## BEGIN Records for the task

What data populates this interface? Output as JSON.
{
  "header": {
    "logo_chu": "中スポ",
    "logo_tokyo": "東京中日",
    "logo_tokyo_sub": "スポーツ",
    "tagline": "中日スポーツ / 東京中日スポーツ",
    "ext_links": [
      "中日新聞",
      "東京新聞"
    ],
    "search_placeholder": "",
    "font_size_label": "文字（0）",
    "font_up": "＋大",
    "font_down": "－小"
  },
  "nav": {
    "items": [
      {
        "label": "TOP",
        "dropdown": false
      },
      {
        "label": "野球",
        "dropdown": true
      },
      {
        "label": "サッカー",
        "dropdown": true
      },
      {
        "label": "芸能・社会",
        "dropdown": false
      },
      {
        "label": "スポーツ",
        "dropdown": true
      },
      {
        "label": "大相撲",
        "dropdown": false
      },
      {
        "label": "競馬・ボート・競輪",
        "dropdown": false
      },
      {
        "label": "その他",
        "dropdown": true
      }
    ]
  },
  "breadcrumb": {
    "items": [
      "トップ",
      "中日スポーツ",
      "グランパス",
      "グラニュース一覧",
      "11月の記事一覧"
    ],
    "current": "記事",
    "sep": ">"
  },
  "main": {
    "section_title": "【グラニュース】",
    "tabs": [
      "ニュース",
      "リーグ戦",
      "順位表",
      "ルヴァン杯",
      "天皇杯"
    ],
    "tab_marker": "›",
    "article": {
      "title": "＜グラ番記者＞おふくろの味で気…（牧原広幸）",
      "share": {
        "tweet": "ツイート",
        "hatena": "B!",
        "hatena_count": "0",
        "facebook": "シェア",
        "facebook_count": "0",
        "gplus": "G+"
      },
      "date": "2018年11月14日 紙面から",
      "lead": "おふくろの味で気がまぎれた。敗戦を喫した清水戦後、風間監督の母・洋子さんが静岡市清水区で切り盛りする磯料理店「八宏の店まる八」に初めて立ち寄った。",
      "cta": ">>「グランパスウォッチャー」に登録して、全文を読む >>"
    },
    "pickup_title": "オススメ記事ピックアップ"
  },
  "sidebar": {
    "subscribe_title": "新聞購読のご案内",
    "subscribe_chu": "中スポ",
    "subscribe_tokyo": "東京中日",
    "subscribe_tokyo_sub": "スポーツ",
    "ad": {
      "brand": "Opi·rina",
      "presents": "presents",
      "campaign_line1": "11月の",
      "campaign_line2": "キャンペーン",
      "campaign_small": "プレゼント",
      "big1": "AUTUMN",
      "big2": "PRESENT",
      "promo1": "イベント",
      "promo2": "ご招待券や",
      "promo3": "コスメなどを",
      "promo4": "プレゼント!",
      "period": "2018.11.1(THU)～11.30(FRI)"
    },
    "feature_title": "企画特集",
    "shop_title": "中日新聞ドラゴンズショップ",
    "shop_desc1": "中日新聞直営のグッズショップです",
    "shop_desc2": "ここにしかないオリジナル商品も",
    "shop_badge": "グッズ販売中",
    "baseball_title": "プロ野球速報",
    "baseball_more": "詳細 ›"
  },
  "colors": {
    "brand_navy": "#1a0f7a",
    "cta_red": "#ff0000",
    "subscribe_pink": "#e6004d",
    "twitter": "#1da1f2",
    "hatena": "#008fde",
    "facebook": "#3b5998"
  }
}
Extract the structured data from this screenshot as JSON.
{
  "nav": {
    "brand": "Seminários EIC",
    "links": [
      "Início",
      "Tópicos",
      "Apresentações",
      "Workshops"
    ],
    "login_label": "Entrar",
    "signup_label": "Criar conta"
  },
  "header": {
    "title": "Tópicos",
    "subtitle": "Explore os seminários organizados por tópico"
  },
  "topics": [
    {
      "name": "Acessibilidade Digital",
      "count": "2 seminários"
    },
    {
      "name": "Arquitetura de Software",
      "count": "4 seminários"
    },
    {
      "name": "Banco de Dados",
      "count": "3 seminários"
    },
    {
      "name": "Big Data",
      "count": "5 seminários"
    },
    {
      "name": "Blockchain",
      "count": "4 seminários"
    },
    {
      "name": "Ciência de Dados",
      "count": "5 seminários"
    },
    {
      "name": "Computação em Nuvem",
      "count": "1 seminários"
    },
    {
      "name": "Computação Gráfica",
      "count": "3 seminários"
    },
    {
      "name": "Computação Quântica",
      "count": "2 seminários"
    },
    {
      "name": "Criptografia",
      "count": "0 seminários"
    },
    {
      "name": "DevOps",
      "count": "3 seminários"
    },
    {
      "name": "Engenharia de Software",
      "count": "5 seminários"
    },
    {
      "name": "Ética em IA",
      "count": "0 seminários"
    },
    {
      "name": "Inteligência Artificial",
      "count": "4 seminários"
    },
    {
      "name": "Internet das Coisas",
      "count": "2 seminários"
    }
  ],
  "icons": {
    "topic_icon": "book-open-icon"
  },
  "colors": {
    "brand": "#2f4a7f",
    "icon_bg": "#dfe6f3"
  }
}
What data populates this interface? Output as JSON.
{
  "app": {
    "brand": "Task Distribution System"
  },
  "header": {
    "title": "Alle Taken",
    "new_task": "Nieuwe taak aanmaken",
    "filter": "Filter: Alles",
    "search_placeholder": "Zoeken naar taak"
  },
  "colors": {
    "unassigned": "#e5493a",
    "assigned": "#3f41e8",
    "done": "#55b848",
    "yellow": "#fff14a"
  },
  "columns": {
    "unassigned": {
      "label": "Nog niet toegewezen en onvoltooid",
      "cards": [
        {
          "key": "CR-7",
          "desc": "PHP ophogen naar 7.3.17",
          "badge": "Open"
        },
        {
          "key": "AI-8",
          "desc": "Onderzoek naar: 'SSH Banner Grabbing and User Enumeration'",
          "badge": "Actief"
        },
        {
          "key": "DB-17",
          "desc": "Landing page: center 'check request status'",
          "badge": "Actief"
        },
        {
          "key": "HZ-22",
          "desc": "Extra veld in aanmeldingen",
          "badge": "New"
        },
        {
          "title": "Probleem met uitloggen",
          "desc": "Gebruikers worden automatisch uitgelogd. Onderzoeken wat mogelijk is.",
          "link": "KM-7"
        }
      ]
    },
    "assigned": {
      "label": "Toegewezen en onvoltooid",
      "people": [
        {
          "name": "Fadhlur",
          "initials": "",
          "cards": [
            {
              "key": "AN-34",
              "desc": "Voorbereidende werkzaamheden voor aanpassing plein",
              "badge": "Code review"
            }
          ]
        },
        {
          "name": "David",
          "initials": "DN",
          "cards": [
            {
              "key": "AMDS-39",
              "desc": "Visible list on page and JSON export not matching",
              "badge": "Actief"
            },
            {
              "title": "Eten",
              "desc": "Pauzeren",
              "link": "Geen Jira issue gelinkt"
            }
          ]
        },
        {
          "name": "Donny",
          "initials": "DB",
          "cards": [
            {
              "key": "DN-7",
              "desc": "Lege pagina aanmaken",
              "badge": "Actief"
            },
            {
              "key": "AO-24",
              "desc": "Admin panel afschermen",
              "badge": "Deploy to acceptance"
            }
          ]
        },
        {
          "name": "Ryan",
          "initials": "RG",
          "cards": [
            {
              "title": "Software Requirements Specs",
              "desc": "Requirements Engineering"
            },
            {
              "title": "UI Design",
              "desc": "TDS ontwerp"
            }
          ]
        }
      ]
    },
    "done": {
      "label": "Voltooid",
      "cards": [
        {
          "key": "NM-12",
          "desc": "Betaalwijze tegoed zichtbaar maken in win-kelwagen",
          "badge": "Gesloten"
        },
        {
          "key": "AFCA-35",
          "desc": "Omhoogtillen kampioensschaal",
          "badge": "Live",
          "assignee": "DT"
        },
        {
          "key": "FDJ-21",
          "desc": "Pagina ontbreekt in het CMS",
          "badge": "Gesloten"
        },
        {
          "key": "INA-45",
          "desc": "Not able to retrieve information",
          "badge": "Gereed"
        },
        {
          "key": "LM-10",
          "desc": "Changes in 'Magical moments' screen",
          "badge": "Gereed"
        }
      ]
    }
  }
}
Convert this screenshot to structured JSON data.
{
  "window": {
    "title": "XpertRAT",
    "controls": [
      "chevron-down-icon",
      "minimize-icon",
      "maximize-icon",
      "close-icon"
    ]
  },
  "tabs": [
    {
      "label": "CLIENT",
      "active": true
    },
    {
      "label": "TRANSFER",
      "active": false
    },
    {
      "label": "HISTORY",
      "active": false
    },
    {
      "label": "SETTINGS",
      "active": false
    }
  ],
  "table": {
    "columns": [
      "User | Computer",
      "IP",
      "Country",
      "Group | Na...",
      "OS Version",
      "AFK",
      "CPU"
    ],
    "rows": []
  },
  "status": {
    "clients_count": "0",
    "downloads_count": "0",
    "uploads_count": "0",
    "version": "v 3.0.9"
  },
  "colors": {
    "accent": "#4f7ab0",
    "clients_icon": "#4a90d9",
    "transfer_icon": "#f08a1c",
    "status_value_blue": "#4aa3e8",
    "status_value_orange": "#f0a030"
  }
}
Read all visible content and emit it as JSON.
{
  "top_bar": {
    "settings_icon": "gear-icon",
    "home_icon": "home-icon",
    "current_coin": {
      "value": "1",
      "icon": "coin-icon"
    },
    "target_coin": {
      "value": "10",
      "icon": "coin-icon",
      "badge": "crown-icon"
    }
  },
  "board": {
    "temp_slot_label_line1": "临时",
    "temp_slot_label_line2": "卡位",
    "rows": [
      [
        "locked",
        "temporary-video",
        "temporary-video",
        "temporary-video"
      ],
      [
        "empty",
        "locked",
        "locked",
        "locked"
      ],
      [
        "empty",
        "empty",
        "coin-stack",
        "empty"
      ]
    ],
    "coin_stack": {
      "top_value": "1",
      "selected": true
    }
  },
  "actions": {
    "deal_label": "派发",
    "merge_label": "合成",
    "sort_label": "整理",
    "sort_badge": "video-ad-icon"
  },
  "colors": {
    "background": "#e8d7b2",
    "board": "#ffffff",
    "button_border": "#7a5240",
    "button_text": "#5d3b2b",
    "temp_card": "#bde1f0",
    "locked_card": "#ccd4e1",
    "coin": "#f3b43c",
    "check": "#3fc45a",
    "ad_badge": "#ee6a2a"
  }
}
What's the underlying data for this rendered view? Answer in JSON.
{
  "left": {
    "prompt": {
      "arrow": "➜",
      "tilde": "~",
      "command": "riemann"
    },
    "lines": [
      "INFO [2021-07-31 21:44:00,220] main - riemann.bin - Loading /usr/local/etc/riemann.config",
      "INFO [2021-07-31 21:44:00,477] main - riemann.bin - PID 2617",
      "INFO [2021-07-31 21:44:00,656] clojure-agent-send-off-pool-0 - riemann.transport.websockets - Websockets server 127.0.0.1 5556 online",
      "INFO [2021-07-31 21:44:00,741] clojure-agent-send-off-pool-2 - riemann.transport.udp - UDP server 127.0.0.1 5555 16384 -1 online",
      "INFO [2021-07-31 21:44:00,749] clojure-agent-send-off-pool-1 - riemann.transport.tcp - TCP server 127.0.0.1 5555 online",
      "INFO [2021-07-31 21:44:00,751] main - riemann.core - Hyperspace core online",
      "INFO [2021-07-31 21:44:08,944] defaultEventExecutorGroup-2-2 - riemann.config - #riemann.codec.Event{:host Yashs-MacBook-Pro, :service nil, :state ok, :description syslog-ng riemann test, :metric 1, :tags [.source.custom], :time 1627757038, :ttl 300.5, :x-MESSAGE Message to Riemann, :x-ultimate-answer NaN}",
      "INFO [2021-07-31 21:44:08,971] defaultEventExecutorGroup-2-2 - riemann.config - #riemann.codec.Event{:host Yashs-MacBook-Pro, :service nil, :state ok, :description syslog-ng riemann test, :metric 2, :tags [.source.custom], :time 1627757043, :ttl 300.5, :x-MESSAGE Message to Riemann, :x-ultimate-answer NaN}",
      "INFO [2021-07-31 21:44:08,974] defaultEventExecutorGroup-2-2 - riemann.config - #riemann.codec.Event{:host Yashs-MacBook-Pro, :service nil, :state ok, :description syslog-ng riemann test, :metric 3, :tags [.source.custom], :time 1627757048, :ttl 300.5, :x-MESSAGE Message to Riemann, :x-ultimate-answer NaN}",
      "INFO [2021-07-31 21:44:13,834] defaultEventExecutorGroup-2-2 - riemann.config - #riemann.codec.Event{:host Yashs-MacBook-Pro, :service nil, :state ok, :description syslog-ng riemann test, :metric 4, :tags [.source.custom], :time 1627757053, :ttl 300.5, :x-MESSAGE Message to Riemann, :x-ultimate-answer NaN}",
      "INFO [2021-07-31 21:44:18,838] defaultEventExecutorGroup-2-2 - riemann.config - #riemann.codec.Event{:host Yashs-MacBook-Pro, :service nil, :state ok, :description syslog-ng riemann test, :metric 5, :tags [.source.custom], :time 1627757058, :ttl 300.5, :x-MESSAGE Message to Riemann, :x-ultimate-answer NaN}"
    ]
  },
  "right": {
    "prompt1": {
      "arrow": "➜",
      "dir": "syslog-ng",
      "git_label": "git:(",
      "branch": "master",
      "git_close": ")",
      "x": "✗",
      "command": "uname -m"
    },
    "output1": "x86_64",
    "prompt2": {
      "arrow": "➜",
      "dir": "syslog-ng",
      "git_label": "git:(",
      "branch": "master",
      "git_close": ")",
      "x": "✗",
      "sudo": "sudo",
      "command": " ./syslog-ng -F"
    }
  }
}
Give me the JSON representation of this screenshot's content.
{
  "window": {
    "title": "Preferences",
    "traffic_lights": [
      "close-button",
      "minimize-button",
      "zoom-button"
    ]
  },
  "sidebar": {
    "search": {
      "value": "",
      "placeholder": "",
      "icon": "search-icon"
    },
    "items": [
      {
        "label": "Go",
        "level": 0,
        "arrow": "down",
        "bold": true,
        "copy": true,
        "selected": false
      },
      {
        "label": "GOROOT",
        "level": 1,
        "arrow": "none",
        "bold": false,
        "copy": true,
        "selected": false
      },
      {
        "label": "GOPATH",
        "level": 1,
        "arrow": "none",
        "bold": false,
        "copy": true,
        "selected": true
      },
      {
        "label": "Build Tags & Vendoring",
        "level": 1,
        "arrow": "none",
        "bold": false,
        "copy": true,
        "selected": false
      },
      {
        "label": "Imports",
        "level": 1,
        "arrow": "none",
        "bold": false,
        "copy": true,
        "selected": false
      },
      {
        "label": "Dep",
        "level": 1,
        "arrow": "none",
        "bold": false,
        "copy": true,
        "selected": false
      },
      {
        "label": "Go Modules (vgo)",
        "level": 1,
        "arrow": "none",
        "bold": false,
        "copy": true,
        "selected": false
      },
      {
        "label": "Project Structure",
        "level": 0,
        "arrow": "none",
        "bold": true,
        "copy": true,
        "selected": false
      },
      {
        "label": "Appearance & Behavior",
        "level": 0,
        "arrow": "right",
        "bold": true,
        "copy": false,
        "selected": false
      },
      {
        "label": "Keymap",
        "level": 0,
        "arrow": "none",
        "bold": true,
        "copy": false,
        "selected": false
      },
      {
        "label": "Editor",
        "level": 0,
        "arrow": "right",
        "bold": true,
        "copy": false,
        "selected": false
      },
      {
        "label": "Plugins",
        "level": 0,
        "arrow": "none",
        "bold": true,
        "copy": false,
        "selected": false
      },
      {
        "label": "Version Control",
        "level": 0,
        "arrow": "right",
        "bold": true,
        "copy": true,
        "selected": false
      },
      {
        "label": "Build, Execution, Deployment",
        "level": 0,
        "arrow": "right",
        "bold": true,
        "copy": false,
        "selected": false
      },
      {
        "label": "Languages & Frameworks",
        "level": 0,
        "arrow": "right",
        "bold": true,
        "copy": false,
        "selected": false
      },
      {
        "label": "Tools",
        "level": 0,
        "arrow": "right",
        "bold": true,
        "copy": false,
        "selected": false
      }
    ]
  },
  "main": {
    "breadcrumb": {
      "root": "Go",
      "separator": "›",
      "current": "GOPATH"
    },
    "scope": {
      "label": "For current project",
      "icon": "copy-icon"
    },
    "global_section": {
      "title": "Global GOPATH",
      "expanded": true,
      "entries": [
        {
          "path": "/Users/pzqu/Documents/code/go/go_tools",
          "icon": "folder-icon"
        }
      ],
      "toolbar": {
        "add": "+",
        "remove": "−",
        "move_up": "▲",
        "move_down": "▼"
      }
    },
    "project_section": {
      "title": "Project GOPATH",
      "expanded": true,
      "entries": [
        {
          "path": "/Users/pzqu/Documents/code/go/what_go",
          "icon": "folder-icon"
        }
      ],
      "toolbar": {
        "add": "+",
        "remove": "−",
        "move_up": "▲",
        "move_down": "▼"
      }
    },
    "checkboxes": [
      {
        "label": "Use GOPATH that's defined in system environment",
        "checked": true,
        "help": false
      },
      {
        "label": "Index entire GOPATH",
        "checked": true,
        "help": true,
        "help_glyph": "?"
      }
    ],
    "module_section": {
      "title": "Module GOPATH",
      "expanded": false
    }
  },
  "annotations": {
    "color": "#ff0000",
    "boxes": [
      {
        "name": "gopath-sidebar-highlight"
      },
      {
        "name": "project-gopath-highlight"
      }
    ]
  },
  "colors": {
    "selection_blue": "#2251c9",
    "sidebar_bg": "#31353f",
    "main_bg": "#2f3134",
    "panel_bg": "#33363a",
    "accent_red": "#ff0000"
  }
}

## END Records for the task

### [Set problem]
Copy out each line in the preceding records that contains "onvoltooid".

### [Written reply]
      "label": "Nog niet toegewezen en onvoltooid",
      "label": "Toegewezen en onvoltooid",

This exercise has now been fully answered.